» PROBLEM TO WORK ON: Wherever the word "screenshot" appears in the entries, copy the whole line.
··· EXERCISE MATERIALS ···
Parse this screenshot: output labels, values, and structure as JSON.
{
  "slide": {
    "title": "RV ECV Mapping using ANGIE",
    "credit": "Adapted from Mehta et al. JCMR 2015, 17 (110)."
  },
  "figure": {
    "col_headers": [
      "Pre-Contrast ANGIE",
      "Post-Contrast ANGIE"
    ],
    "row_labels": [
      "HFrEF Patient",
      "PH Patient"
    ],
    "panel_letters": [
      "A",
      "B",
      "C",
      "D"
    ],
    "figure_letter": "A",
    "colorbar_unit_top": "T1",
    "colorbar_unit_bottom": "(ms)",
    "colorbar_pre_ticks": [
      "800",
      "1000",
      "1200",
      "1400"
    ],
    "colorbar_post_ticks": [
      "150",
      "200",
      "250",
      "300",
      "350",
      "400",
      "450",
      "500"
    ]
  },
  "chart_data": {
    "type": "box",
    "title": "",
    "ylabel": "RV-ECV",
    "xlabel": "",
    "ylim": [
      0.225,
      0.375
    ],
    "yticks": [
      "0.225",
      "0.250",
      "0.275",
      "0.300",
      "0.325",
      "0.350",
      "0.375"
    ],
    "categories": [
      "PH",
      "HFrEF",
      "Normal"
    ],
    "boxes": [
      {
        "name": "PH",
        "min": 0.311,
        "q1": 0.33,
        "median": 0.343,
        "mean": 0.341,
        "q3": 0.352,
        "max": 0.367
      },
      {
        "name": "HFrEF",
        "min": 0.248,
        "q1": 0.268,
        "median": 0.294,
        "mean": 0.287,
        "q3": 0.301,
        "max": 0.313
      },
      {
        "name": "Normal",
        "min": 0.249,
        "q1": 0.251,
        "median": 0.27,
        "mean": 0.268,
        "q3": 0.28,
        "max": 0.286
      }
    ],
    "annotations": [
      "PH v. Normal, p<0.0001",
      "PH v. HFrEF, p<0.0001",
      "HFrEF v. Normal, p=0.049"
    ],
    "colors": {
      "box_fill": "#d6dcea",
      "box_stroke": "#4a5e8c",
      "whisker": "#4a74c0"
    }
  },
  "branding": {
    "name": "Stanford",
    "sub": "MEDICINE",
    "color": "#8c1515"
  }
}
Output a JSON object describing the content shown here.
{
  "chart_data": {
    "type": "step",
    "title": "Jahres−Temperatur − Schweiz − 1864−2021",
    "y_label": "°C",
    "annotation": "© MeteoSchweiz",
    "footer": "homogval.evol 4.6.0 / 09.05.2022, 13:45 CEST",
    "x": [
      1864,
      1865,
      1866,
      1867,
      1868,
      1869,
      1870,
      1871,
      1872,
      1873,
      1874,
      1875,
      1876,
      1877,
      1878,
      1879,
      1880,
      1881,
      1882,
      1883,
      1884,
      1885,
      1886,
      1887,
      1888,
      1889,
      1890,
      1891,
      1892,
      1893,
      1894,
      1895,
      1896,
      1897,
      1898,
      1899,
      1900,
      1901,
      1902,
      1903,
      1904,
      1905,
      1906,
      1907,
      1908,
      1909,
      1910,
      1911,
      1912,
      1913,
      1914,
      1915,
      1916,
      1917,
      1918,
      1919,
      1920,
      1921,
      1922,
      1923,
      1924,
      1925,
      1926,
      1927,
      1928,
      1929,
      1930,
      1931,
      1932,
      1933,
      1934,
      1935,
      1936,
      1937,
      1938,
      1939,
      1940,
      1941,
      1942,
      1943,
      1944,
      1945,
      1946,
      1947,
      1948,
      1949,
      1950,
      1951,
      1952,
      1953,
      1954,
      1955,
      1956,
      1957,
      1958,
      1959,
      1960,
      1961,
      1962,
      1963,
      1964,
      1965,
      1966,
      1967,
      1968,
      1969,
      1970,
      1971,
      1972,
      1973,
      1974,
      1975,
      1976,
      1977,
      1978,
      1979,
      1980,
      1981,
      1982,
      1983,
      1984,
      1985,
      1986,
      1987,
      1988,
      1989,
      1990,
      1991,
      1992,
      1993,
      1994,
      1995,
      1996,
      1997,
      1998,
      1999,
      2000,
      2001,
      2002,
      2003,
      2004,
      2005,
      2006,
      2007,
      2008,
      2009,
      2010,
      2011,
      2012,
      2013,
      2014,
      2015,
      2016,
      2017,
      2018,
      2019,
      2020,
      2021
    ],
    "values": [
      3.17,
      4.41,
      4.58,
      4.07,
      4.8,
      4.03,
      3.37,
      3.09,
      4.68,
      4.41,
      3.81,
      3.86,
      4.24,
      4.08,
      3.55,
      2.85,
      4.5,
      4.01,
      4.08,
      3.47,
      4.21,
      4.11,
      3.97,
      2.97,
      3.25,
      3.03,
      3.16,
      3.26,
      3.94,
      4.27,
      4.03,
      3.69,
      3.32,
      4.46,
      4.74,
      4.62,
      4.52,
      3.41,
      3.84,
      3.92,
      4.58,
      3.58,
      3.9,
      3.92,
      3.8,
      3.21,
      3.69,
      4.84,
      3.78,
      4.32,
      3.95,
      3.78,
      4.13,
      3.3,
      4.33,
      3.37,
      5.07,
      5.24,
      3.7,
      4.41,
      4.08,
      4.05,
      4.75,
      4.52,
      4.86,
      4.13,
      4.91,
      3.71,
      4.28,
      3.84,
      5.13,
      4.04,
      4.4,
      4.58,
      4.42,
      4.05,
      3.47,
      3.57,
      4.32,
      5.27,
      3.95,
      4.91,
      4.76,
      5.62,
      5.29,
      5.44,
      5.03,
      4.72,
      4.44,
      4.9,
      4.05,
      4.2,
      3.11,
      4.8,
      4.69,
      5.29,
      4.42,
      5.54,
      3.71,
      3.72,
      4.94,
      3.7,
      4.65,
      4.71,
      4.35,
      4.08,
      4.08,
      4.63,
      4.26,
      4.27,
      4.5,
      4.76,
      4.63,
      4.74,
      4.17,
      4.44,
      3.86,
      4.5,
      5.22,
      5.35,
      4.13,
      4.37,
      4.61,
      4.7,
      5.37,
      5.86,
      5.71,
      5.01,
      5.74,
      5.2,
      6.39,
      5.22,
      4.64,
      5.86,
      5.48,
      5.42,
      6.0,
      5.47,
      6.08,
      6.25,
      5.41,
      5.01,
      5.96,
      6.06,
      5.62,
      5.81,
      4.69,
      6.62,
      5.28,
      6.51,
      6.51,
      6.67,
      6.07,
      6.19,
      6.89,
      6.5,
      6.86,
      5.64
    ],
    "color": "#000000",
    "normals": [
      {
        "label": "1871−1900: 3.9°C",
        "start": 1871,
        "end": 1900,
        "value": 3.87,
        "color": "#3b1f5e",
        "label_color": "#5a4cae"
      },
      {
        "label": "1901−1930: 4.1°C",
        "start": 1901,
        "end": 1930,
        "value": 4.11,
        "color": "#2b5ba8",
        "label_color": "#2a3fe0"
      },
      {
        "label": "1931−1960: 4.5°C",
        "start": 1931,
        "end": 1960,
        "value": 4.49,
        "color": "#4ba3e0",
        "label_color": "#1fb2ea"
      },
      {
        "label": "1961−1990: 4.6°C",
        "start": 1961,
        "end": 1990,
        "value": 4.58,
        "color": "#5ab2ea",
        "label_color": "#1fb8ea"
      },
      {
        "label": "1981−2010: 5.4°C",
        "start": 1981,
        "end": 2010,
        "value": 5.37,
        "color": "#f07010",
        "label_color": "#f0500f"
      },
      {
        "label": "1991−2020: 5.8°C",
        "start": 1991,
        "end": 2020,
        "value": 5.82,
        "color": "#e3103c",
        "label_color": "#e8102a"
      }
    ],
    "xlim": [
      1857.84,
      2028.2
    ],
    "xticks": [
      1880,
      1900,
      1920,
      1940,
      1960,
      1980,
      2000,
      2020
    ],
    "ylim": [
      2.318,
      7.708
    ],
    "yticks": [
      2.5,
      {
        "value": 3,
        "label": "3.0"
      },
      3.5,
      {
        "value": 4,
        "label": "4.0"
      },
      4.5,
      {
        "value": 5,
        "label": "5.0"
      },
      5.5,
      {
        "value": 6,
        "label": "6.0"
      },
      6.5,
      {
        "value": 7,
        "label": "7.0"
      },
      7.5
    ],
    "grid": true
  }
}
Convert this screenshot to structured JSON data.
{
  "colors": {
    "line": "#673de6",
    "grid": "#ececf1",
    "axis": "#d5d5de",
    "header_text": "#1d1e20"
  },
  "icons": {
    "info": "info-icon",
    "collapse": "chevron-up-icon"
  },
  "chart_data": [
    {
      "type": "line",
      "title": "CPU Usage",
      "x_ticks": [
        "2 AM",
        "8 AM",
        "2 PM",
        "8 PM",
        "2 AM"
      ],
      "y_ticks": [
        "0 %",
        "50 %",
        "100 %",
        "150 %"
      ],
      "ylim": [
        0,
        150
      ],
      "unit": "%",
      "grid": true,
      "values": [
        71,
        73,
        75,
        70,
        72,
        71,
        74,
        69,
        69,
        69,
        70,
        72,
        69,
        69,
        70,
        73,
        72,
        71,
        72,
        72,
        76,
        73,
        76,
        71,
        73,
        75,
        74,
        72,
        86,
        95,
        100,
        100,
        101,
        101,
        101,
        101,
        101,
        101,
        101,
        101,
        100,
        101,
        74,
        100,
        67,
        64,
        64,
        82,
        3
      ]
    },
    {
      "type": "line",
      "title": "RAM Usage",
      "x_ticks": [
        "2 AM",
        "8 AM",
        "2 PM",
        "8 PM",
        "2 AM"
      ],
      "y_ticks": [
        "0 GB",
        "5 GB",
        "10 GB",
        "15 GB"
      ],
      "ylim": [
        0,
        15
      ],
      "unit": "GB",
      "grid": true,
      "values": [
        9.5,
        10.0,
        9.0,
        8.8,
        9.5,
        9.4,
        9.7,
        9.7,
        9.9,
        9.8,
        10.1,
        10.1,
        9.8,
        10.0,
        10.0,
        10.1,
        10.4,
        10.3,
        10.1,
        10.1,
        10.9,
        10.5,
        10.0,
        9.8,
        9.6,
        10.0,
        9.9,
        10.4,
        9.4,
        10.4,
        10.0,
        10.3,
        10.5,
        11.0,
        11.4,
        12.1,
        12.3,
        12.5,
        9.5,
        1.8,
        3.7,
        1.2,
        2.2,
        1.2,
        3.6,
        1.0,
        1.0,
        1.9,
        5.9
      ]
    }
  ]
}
···
» COMPLETE ANSWER:
Parse this screenshot: output labels, values, and structure as JSON.
Convert this screenshot to structured JSON data.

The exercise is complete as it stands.